[start of EXTRACTED MATERIAL]
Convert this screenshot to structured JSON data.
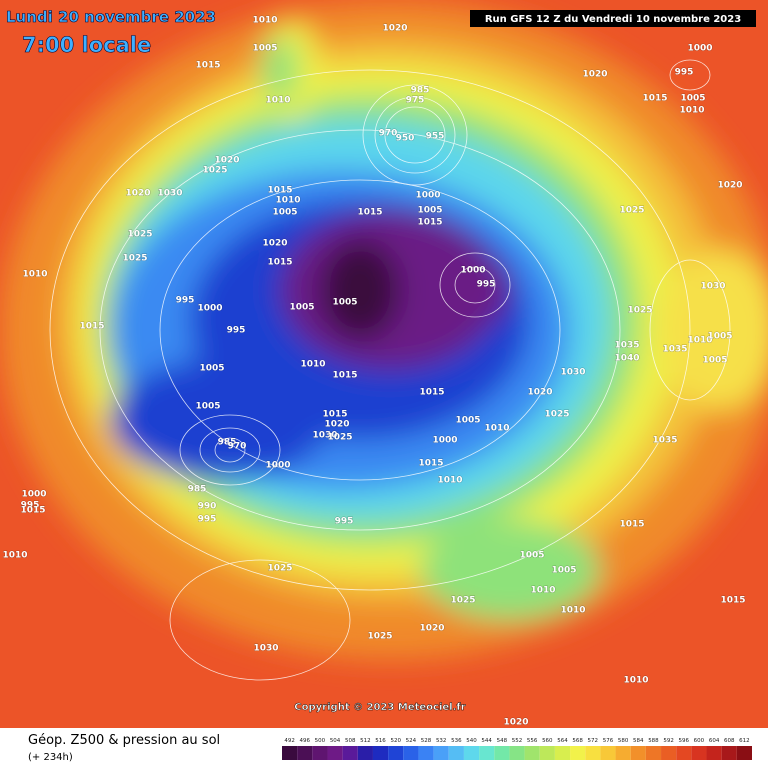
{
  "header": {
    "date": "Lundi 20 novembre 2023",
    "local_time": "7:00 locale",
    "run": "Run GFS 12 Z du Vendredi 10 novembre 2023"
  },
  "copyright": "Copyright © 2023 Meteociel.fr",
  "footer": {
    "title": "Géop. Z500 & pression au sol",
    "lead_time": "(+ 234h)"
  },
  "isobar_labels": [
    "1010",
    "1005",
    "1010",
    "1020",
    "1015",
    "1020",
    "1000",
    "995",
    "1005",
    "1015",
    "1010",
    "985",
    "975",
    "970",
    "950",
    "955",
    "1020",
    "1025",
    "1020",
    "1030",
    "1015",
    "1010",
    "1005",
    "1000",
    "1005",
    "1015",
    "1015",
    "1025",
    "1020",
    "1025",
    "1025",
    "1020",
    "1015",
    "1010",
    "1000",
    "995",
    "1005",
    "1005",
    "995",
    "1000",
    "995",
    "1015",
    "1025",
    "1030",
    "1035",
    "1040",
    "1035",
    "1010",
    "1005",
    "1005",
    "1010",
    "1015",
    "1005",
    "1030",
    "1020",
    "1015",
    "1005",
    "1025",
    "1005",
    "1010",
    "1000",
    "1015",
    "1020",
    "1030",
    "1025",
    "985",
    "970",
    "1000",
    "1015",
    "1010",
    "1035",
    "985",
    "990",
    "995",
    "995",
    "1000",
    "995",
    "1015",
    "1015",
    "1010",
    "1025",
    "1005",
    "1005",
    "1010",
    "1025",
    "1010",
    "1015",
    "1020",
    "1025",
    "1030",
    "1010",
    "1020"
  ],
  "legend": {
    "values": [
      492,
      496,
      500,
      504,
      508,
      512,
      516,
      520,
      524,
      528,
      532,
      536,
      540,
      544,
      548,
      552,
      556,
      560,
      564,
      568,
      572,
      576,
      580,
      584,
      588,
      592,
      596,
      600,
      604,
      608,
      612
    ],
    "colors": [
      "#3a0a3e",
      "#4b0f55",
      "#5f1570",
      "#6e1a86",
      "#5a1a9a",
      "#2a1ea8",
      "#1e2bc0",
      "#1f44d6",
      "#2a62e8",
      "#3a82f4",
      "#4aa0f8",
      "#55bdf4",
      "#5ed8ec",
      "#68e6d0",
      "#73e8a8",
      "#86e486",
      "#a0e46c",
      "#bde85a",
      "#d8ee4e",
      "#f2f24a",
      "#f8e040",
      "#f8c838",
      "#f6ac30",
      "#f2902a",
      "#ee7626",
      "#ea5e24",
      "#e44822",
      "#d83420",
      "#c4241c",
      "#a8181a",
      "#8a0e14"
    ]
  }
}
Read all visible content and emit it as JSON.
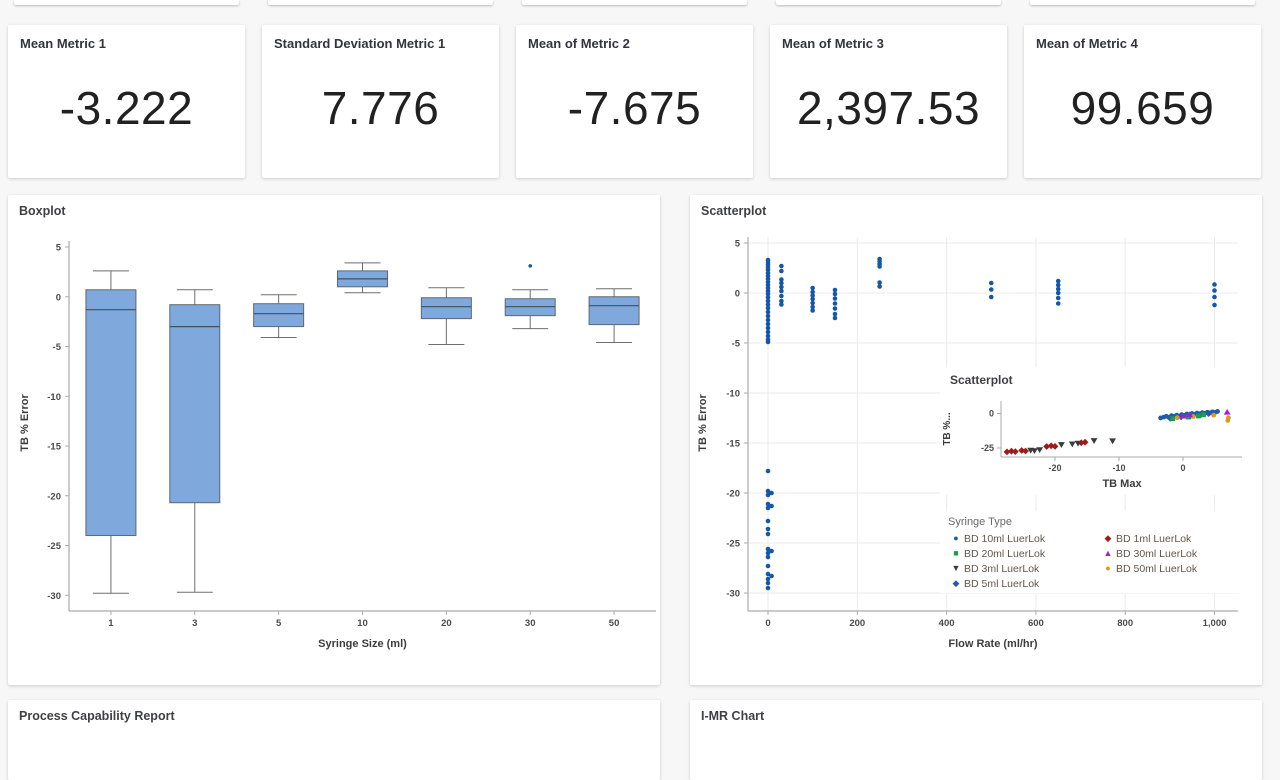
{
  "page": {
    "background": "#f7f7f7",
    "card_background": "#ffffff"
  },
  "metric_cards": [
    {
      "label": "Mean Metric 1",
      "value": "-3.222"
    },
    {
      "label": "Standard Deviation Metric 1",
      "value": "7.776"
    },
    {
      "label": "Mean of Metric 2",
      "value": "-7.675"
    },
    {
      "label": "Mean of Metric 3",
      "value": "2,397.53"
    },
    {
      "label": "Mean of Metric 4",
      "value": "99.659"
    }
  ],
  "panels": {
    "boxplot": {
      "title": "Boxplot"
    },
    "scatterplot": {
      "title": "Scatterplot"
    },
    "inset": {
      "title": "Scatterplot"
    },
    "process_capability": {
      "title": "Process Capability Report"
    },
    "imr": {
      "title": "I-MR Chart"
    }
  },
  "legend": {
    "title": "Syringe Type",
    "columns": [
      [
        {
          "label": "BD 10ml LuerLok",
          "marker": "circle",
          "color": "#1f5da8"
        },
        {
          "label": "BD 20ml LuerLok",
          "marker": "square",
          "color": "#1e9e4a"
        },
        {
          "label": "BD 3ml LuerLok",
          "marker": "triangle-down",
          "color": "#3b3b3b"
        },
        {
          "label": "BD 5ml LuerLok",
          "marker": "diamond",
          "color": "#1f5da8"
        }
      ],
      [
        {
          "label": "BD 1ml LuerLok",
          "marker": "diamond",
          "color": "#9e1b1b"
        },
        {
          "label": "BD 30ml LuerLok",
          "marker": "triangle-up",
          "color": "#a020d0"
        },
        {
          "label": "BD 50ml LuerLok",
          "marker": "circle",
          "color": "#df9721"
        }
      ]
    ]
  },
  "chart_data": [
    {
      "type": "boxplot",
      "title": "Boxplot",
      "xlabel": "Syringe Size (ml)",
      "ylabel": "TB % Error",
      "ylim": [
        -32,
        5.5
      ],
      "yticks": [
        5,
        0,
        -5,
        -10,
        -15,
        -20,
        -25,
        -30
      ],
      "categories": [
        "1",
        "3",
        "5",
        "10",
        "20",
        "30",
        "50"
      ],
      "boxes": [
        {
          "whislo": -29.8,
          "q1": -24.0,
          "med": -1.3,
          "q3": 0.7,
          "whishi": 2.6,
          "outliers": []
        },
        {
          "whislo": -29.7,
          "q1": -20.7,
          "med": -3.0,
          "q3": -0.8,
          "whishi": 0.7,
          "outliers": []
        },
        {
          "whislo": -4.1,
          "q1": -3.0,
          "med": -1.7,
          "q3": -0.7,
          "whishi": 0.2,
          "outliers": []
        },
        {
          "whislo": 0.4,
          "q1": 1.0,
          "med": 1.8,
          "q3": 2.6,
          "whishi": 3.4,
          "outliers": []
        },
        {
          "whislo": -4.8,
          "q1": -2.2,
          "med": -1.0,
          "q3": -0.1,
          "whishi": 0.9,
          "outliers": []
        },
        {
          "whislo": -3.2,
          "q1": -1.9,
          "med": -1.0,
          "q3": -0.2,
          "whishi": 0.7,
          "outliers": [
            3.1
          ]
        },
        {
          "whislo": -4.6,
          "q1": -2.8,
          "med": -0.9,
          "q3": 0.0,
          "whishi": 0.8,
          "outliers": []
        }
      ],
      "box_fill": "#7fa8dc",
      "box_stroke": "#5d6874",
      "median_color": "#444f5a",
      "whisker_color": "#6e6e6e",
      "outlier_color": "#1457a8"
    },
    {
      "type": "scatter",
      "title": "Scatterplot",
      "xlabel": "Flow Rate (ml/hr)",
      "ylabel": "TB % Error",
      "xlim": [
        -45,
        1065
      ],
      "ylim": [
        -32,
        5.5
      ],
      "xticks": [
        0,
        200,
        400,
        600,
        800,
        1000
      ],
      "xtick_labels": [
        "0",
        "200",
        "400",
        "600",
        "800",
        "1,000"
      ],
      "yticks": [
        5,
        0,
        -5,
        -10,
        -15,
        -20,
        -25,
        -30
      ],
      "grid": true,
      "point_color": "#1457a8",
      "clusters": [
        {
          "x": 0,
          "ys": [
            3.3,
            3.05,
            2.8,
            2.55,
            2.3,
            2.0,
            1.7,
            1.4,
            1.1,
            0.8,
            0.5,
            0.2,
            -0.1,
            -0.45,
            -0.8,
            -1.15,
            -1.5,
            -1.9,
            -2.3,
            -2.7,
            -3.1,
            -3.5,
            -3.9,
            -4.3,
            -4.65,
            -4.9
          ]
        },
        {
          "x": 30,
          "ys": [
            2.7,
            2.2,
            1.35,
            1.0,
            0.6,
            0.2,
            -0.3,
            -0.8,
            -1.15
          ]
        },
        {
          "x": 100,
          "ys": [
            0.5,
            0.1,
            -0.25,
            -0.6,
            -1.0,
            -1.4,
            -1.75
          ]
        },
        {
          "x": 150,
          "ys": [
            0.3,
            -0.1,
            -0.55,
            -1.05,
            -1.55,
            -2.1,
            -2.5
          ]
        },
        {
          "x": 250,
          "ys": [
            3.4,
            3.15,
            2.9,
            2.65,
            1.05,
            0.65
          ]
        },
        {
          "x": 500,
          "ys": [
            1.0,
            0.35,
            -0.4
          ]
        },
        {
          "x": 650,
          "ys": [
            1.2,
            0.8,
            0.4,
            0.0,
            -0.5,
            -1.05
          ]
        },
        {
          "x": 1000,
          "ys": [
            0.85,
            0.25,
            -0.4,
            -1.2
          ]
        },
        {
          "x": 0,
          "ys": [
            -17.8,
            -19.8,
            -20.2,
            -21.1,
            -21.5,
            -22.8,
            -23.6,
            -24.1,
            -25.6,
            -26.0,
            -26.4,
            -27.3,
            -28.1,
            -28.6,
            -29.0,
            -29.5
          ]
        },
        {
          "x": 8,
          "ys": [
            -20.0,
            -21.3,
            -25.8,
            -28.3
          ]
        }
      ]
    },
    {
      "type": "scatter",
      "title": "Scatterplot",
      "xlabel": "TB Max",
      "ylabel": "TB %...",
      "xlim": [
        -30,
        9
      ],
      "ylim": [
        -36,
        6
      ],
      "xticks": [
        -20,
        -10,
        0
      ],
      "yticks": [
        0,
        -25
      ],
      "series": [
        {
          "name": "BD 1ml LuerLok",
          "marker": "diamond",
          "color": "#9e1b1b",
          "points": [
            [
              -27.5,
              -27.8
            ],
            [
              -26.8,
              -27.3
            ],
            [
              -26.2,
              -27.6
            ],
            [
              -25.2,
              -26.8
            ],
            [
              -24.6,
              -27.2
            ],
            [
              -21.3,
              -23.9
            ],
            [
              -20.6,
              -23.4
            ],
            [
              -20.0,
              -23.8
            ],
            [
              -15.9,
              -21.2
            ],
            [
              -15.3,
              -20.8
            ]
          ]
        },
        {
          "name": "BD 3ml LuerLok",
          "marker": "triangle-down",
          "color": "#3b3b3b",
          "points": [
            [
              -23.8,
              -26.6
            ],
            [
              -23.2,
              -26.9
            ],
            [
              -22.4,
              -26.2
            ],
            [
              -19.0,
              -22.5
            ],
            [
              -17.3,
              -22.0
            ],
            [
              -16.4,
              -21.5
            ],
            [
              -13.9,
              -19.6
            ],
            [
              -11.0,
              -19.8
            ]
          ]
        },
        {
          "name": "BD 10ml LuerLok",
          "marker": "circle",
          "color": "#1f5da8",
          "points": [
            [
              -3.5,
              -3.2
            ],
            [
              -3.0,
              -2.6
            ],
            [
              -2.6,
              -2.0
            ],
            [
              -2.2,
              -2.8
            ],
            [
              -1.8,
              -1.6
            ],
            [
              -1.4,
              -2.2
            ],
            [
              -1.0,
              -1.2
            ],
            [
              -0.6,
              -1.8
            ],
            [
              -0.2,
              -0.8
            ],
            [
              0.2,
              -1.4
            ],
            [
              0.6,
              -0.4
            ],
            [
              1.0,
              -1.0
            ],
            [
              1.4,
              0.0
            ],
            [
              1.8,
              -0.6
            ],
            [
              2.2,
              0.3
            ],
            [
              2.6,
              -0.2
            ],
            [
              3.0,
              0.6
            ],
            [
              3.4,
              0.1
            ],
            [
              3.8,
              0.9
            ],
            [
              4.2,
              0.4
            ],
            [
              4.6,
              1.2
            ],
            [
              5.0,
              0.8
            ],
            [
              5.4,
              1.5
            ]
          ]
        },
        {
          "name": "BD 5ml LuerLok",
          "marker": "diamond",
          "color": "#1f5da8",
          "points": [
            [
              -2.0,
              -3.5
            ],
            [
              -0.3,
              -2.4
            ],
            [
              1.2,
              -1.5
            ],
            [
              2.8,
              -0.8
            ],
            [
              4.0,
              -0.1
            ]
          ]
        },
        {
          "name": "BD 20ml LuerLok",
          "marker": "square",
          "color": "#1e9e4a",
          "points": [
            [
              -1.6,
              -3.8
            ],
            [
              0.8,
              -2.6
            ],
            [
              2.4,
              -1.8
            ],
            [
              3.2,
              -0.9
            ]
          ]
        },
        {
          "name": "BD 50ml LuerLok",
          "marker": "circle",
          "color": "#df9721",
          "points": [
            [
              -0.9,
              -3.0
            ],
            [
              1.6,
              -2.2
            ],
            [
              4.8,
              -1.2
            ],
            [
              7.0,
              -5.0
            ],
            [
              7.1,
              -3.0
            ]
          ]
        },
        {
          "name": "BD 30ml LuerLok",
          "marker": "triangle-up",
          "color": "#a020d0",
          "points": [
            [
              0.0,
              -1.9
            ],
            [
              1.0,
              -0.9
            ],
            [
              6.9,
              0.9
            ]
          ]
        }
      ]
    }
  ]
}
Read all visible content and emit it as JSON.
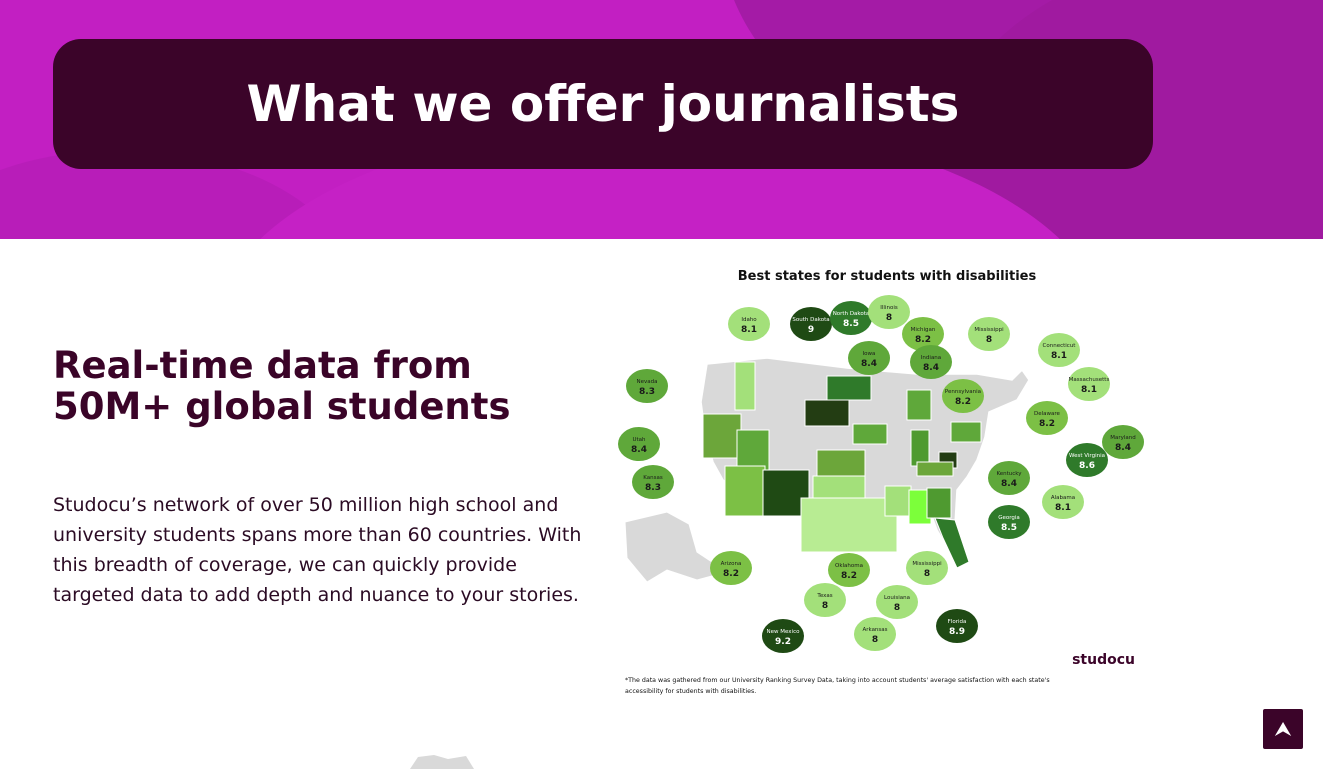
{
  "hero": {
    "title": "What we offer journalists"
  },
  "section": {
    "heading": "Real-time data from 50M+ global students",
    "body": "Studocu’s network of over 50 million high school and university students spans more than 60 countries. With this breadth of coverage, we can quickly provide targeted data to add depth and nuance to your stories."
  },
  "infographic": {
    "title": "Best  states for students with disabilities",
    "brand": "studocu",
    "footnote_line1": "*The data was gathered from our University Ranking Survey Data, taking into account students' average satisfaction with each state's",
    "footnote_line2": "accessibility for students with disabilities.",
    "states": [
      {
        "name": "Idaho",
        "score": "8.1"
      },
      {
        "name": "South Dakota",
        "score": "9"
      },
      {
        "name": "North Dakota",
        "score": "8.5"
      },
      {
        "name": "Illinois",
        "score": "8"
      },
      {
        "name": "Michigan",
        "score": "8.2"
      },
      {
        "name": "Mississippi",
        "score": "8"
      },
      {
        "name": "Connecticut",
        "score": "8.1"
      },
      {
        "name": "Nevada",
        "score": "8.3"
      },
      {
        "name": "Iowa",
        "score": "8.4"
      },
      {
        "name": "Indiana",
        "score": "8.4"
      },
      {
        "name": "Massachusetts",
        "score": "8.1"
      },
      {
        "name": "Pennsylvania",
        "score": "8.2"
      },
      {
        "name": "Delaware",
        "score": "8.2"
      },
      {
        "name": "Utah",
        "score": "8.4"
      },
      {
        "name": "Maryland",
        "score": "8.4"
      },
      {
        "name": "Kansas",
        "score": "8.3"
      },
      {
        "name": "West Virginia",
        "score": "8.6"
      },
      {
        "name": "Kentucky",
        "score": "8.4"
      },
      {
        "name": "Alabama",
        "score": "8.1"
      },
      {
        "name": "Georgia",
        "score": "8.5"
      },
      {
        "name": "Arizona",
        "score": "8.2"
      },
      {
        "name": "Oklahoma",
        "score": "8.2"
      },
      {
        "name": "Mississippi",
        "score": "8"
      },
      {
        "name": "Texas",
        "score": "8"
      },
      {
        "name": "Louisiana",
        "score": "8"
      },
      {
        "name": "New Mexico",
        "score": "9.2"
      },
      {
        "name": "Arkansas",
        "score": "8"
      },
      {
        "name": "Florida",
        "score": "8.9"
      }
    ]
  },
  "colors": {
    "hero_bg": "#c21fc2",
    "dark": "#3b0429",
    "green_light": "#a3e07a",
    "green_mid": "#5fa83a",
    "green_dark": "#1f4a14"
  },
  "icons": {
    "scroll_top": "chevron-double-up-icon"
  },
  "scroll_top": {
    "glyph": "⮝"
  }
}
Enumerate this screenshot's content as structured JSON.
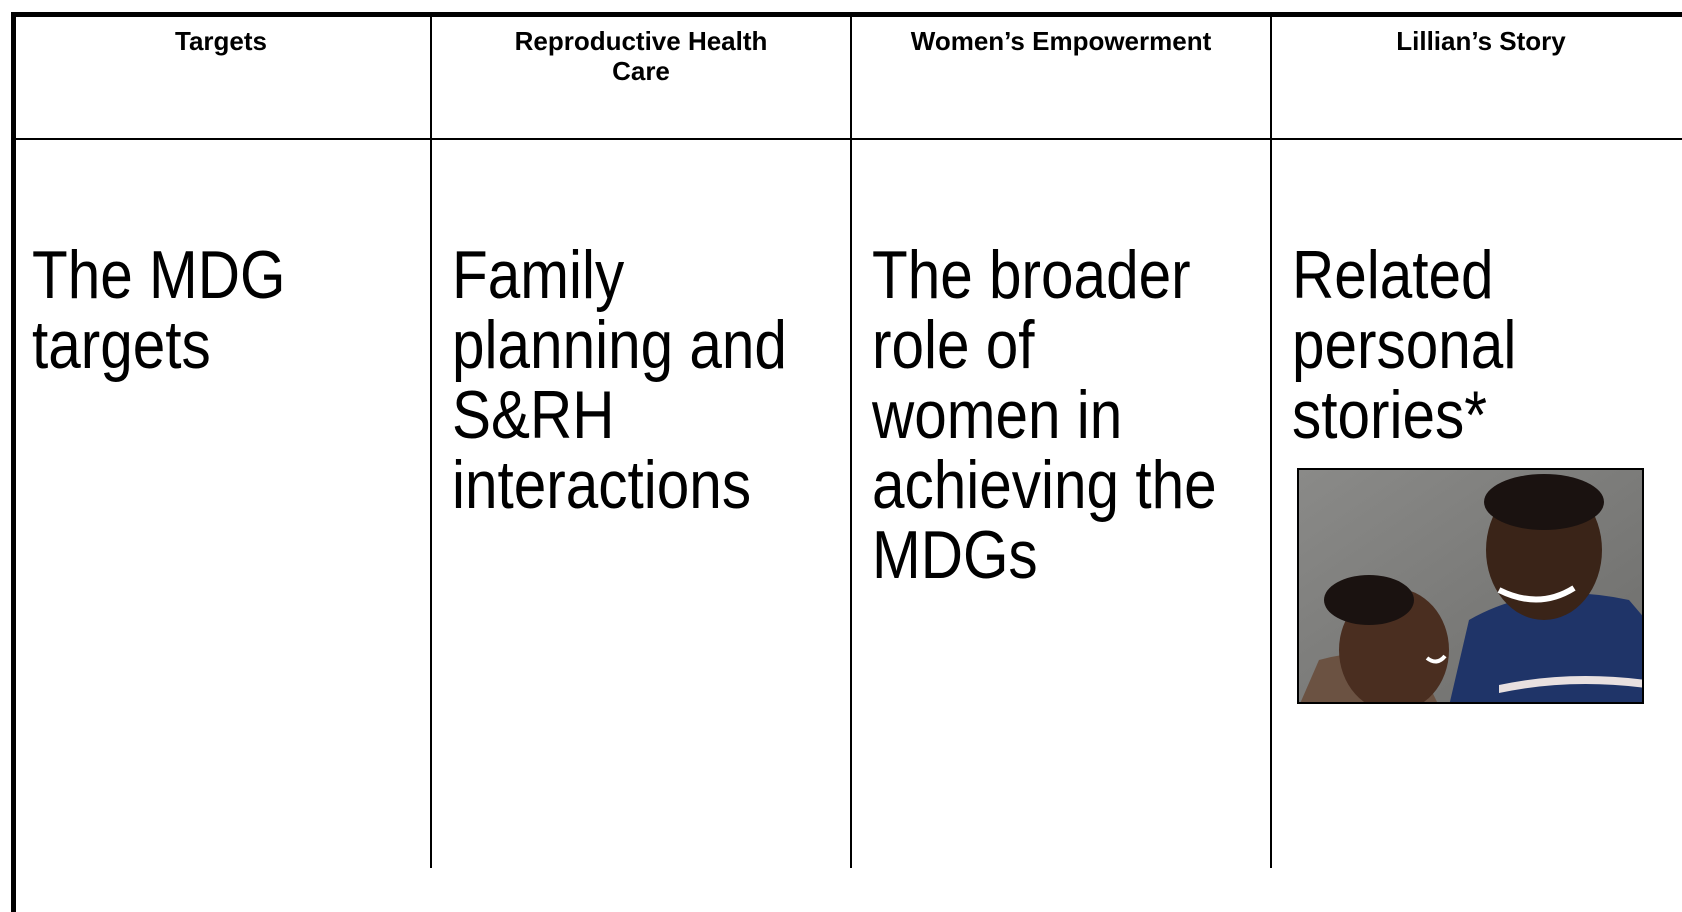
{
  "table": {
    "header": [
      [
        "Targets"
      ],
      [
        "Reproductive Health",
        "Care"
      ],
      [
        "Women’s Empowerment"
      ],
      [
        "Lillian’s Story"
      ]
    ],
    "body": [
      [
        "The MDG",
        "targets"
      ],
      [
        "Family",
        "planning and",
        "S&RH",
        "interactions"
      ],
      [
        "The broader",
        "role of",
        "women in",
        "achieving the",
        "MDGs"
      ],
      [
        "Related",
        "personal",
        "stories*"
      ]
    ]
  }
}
[end of EXTRACTED MATERIAL]
EXERCISE OBJECTIVE
Exactly the lines from the one containing "Enumerate this screenshot's" to the final line of the entries are wanted; please write them out, both ends included, but not the pictures.

RESULT
Enumerate this screenshot's content as structured JSON.
{
  "table": {
    "header": [
      [
        "Targets"
      ],
      [
        "Reproductive Health",
        "Care"
      ],
      [
        "Women’s Empowerment"
      ],
      [
        "Lillian’s Story"
      ]
    ],
    "body": [
      [
        "The MDG",
        "targets"
      ],
      [
        "Family",
        "planning and",
        "S&RH",
        "interactions"
      ],
      [
        "The broader",
        "role of",
        "women in",
        "achieving the",
        "MDGs"
      ],
      [
        "Related",
        "personal",
        "stories*"
      ]
    ]
  }
}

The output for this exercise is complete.